**Problem**
Rewrite the entries below, changing each occurrence of "Default" to "Background" and leaving every other character as it is.

╭─ Material provided

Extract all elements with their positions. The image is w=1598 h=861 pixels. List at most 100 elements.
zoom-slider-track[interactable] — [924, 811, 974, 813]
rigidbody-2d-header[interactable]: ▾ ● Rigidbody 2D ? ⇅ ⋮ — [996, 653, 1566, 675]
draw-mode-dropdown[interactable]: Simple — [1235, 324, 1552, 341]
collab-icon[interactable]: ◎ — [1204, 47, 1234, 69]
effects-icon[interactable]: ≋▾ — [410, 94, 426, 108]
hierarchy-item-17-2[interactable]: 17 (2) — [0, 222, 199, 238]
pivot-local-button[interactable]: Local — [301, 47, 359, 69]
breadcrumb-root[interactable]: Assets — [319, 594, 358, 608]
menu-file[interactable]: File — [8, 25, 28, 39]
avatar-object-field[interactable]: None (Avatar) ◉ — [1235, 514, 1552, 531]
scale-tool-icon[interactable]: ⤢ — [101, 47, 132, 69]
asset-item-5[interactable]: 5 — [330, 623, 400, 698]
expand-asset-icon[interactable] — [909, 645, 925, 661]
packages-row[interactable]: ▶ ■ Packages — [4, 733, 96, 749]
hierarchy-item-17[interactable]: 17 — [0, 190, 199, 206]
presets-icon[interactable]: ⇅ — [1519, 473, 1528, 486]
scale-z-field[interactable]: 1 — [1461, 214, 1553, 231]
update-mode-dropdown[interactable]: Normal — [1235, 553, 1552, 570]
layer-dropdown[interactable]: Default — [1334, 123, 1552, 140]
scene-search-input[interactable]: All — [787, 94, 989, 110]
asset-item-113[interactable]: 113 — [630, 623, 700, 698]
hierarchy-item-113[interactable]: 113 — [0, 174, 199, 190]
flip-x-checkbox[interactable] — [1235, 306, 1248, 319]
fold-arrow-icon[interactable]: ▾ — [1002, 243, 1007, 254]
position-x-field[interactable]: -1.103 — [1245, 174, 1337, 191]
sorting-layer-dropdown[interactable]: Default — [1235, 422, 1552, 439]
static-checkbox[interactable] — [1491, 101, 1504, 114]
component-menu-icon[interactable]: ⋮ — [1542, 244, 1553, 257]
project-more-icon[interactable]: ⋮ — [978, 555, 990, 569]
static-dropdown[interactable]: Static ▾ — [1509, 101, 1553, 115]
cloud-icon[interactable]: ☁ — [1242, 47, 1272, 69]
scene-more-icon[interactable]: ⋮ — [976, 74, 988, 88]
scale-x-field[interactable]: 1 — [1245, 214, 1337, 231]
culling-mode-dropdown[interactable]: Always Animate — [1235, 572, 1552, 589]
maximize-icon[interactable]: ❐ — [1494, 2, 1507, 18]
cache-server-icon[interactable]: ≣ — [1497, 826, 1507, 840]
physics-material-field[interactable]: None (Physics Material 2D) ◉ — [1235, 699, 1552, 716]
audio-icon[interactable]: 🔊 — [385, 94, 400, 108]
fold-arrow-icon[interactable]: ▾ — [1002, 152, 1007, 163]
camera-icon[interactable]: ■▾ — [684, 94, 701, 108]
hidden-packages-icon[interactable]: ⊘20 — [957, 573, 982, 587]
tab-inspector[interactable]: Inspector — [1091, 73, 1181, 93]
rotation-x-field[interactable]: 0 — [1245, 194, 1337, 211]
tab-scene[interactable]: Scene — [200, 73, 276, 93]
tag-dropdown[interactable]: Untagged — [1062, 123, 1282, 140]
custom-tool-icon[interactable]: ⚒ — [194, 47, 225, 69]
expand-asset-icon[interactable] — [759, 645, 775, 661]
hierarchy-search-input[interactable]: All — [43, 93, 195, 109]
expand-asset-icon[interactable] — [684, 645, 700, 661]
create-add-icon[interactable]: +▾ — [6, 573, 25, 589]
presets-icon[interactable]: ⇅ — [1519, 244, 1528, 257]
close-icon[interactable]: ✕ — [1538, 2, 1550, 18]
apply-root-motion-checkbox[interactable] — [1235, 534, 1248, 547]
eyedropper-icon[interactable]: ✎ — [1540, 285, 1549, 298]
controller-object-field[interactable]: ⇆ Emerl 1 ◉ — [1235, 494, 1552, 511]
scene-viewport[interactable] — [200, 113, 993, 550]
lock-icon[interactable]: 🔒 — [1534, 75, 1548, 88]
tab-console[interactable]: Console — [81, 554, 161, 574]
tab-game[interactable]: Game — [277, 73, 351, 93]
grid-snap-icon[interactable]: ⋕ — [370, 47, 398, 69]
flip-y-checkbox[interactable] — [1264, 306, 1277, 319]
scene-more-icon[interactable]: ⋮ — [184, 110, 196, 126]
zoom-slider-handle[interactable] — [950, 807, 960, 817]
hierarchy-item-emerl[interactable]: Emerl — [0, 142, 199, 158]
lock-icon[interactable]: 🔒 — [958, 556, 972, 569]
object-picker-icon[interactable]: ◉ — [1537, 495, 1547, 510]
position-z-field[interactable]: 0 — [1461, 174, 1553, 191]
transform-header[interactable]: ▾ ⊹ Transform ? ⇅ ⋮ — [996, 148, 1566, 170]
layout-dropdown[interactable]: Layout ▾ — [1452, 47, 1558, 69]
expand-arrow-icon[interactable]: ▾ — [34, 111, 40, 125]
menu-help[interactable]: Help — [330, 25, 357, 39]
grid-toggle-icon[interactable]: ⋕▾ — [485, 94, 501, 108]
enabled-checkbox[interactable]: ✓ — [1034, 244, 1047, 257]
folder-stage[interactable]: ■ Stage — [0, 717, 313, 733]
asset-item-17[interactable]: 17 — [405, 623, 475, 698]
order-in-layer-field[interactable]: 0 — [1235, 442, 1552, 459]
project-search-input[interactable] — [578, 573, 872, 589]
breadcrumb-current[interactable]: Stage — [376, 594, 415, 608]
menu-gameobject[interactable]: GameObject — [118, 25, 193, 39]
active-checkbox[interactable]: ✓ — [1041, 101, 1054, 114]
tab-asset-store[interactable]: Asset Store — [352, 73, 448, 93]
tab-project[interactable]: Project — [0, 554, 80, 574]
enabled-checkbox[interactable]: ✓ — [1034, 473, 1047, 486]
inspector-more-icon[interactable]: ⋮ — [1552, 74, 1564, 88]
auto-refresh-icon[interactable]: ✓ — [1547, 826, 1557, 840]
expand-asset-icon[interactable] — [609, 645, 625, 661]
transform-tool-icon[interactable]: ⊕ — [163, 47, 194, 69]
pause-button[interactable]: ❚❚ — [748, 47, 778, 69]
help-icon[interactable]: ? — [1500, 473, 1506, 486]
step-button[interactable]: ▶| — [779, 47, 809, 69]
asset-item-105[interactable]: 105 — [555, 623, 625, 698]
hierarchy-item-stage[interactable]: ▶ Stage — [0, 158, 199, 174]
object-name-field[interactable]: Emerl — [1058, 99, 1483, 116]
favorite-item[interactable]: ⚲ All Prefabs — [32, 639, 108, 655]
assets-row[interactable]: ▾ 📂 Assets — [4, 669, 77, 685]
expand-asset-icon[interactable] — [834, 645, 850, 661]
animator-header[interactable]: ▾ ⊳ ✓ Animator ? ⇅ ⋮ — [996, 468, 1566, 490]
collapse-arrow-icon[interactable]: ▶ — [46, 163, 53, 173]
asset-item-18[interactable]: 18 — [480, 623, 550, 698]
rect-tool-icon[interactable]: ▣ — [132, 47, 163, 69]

╰─

**Solution for this problem**
Extract all elements with their positions. The image is w=1598 h=861 pixels. List at most 100 elements.
zoom-slider-track[interactable] — [924, 811, 974, 813]
rigidbody-2d-header[interactable]: ▾ ● Rigidbody 2D ? ⇅ ⋮ — [996, 653, 1566, 675]
draw-mode-dropdown[interactable]: Simple — [1235, 324, 1552, 341]
collab-icon[interactable]: ◎ — [1204, 47, 1234, 69]
effects-icon[interactable]: ≋▾ — [410, 94, 426, 108]
hierarchy-item-17-2[interactable]: 17 (2) — [0, 222, 199, 238]
pivot-local-button[interactable]: Local — [301, 47, 359, 69]
breadcrumb-root[interactable]: Assets — [319, 594, 358, 608]
menu-file[interactable]: File — [8, 25, 28, 39]
avatar-object-field[interactable]: None (Avatar) ◉ — [1235, 514, 1552, 531]
scale-tool-icon[interactable]: ⤢ — [101, 47, 132, 69]
asset-item-5[interactable]: 5 — [330, 623, 400, 698]
expand-asset-icon[interactable] — [909, 645, 925, 661]
packages-row[interactable]: ▶ ■ Packages — [4, 733, 96, 749]
hierarchy-item-17[interactable]: 17 — [0, 190, 199, 206]
presets-icon[interactable]: ⇅ — [1519, 473, 1528, 486]
scale-z-field[interactable]: 1 — [1461, 214, 1553, 231]
update-mode-dropdown[interactable]: Normal — [1235, 553, 1552, 570]
layer-dropdown[interactable]: Background — [1334, 123, 1552, 140]
scene-search-input[interactable]: All — [787, 94, 989, 110]
asset-item-113[interactable]: 113 — [630, 623, 700, 698]
hierarchy-item-113[interactable]: 113 — [0, 174, 199, 190]
flip-x-checkbox[interactable] — [1235, 306, 1248, 319]
fold-arrow-icon[interactable]: ▾ — [1002, 243, 1007, 254]
position-x-field[interactable]: -1.103 — [1245, 174, 1337, 191]
sorting-layer-dropdown[interactable]: Background — [1235, 422, 1552, 439]
static-checkbox[interactable] — [1491, 101, 1504, 114]
component-menu-icon[interactable]: ⋮ — [1542, 244, 1553, 257]
project-more-icon[interactable]: ⋮ — [978, 555, 990, 569]
static-dropdown[interactable]: Static ▾ — [1509, 101, 1553, 115]
cloud-icon[interactable]: ☁ — [1242, 47, 1272, 69]
scene-more-icon[interactable]: ⋮ — [976, 74, 988, 88]
scale-x-field[interactable]: 1 — [1245, 214, 1337, 231]
culling-mode-dropdown[interactable]: Always Animate — [1235, 572, 1552, 589]
maximize-icon[interactable]: ❐ — [1494, 2, 1507, 18]
cache-server-icon[interactable]: ≣ — [1497, 826, 1507, 840]
physics-material-field[interactable]: None (Physics Material 2D) ◉ — [1235, 699, 1552, 716]
audio-icon[interactable]: 🔊 — [385, 94, 400, 108]
fold-arrow-icon[interactable]: ▾ — [1002, 152, 1007, 163]
camera-icon[interactable]: ■▾ — [684, 94, 701, 108]
hidden-packages-icon[interactable]: ⊘20 — [957, 573, 982, 587]
tab-inspector[interactable]: Inspector — [1091, 73, 1181, 93]
rotation-x-field[interactable]: 0 — [1245, 194, 1337, 211]
tab-scene[interactable]: Scene — [200, 73, 276, 93]
tag-dropdown[interactable]: Untagged — [1062, 123, 1282, 140]
custom-tool-icon[interactable]: ⚒ — [194, 47, 225, 69]
expand-asset-icon[interactable] — [759, 645, 775, 661]
hierarchy-search-input[interactable]: All — [43, 93, 195, 109]
expand-asset-icon[interactable] — [684, 645, 700, 661]
create-add-icon[interactable]: +▾ — [6, 573, 25, 589]
presets-icon[interactable]: ⇅ — [1519, 244, 1528, 257]
close-icon[interactable]: ✕ — [1538, 2, 1550, 18]
apply-root-motion-checkbox[interactable] — [1235, 534, 1248, 547]
eyedropper-icon[interactable]: ✎ — [1540, 285, 1549, 298]
controller-object-field[interactable]: ⇆ Emerl 1 ◉ — [1235, 494, 1552, 511]
scene-viewport[interactable] — [200, 113, 993, 550]
lock-icon[interactable]: 🔒 — [1534, 75, 1548, 88]
tab-console[interactable]: Console — [81, 554, 161, 574]
tab-game[interactable]: Game — [277, 73, 351, 93]
grid-snap-icon[interactable]: ⋕ — [370, 47, 398, 69]
flip-y-checkbox[interactable] — [1264, 306, 1277, 319]
scene-more-icon[interactable]: ⋮ — [184, 110, 196, 126]
zoom-slider-handle[interactable] — [950, 807, 960, 817]
hierarchy-item-emerl[interactable]: Emerl — [0, 142, 199, 158]
lock-icon[interactable]: 🔒 — [958, 556, 972, 569]
object-picker-icon[interactable]: ◉ — [1537, 495, 1547, 510]
position-z-field[interactable]: 0 — [1461, 174, 1553, 191]
transform-header[interactable]: ▾ ⊹ Transform ? ⇅ ⋮ — [996, 148, 1566, 170]
layout-dropdown[interactable]: Layout ▾ — [1452, 47, 1558, 69]
expand-arrow-icon[interactable]: ▾ — [34, 111, 40, 125]
menu-help[interactable]: Help — [330, 25, 357, 39]
grid-toggle-icon[interactable]: ⋕▾ — [485, 94, 501, 108]
enabled-checkbox[interactable]: ✓ — [1034, 244, 1047, 257]
folder-stage[interactable]: ■ Stage — [0, 717, 313, 733]
asset-item-17[interactable]: 17 — [405, 623, 475, 698]
order-in-layer-field[interactable]: 0 — [1235, 442, 1552, 459]
project-search-input[interactable] — [578, 573, 872, 589]
breadcrumb-current[interactable]: Stage — [376, 594, 415, 608]
menu-gameobject[interactable]: GameObject — [118, 25, 193, 39]
active-checkbox[interactable]: ✓ — [1041, 101, 1054, 114]
tab-asset-store[interactable]: Asset Store — [352, 73, 448, 93]
tab-project[interactable]: Project — [0, 554, 80, 574]
enabled-checkbox[interactable]: ✓ — [1034, 473, 1047, 486]
inspector-more-icon[interactable]: ⋮ — [1552, 74, 1564, 88]
auto-refresh-icon[interactable]: ✓ — [1547, 826, 1557, 840]
expand-asset-icon[interactable] — [609, 645, 625, 661]
transform-tool-icon[interactable]: ⊕ — [163, 47, 194, 69]
pause-button[interactable]: ❚❚ — [748, 47, 778, 69]
help-icon[interactable]: ? — [1500, 473, 1506, 486]
step-button[interactable]: ▶| — [779, 47, 809, 69]
asset-item-105[interactable]: 105 — [555, 623, 625, 698]
hierarchy-item-stage[interactable]: ▶ Stage — [0, 158, 199, 174]
object-name-field[interactable]: Emerl — [1058, 99, 1483, 116]
favorite-item[interactable]: ⚲ All Prefabs — [32, 639, 108, 655]
assets-row[interactable]: ▾ 📂 Assets — [4, 669, 77, 685]
expand-asset-icon[interactable] — [834, 645, 850, 661]
animator-header[interactable]: ▾ ⊳ ✓ Animator ? ⇅ ⋮ — [996, 468, 1566, 490]
collapse-arrow-icon[interactable]: ▶ — [46, 163, 53, 173]
asset-item-18[interactable]: 18 — [480, 623, 550, 698]
rect-tool-icon[interactable]: ▣ — [132, 47, 163, 69]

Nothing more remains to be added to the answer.